- **Complete the following**:
a. In the Kevin Corvers profile, which player did Corvers replace as a substitute in his professional debut?
b. Transcribe the Kevin Corvers profile from "- 0000–2007: Adler" up to and including "for Jahn Hiesfeld.".

- **Document text**:
########
Kevin Corvers

Personal information
- Date of birth: 17 August 1987 (age 38)
- Place of birth: Oberhausen, West Germany
- Height: 1.94 m (6 ft 4 in)
- Position: Centre-back

Team information
- Current team: Jahn Hiesfeld
- Number: 19

Youth career
- Adler Osterfeld

Senior career*
- Years: Team / Apps / (Gls)
- 0000–2007: Adler Osterfeld
- 2007–2010: VfB Speldorf / 76 / (5)
- 2010–2012: Rot-Weiß Oberhausen / 2 / (0)
- 2010–2012: Rot-Weiß Oberhausen II / 42 / (1)
- 2012–: Jahn Hiesfeld / 153 / (13)

Managerial career
- 2016–2017: Jahn Hiesfeld (assistant)

= Kevin Corvers =

German footballer

Kevin Corvers (born 17 August 1987) is a German footballer who plays as a centre-back for Jahn Hiesfeld.

==Career==
Corvers made his professional debut for Rot-Weiß Oberhausen in the 2. Bundesliga on 31 October 2010, coming on as a substitute in the 54th minute for Benjamin Reichert in the 0–3 home loss against FC Augsburg.
########
- **Data supplied**:
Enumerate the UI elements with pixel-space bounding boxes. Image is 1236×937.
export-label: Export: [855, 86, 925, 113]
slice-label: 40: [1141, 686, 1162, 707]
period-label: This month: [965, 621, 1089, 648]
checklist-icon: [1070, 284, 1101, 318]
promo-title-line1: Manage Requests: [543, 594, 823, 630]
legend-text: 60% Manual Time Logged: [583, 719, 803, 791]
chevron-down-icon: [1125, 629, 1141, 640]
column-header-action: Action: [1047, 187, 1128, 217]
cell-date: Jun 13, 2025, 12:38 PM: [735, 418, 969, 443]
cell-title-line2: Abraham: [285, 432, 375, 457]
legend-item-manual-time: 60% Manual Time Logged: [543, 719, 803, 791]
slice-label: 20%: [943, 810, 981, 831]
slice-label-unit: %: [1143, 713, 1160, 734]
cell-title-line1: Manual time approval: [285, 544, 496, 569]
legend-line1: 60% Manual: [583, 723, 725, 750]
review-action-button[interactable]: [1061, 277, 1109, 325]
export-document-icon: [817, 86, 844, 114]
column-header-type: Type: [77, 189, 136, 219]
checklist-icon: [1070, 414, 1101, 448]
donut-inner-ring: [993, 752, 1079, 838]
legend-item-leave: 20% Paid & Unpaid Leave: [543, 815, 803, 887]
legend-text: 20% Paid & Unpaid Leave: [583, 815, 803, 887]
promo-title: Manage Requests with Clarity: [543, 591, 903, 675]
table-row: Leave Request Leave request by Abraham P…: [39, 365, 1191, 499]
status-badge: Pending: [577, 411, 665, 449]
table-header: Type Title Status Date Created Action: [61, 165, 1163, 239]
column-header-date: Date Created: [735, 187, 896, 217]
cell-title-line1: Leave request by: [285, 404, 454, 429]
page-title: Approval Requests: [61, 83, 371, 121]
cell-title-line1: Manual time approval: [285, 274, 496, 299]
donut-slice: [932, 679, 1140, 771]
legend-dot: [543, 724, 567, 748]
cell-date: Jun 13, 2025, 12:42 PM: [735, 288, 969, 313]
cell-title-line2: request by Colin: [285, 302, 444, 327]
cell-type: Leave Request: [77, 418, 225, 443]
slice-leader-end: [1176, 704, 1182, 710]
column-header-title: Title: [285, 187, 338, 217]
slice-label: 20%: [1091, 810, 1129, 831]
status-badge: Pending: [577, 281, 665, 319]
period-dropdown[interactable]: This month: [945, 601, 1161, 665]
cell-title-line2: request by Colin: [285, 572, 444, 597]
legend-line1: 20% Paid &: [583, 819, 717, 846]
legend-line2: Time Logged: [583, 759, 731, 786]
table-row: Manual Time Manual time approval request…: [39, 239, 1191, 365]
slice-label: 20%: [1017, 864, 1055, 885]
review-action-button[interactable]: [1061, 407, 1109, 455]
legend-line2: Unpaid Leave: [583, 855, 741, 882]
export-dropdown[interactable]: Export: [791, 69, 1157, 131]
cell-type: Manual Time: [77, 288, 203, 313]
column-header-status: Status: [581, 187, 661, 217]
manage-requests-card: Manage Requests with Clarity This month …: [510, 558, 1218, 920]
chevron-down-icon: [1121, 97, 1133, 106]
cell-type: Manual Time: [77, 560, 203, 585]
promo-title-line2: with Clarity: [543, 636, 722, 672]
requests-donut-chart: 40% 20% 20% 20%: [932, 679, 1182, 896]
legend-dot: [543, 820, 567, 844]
########
- **Solutions for each task**:
a. Benjamin Reichert

b.
- 0000–2007: Adler Osterfeld
- 2007–2010: VfB Speldorf / 76 / (5)
- 2010–2012: Rot-Weiß Oberhausen / 2 / (0)
- 2010–2012: Rot-Weiß Oberhausen II / 42 / (1)
- 2012–: Jahn Hiesfeld / 153 / (13)

Managerial career
- 2016–2017: Jahn Hiesfeld (assistant)

= Kevin Corvers =

German footballer

Kevin Corvers (born 17 August 1987) is a German footballer who plays as a centre-back for Jahn Hiesfeld.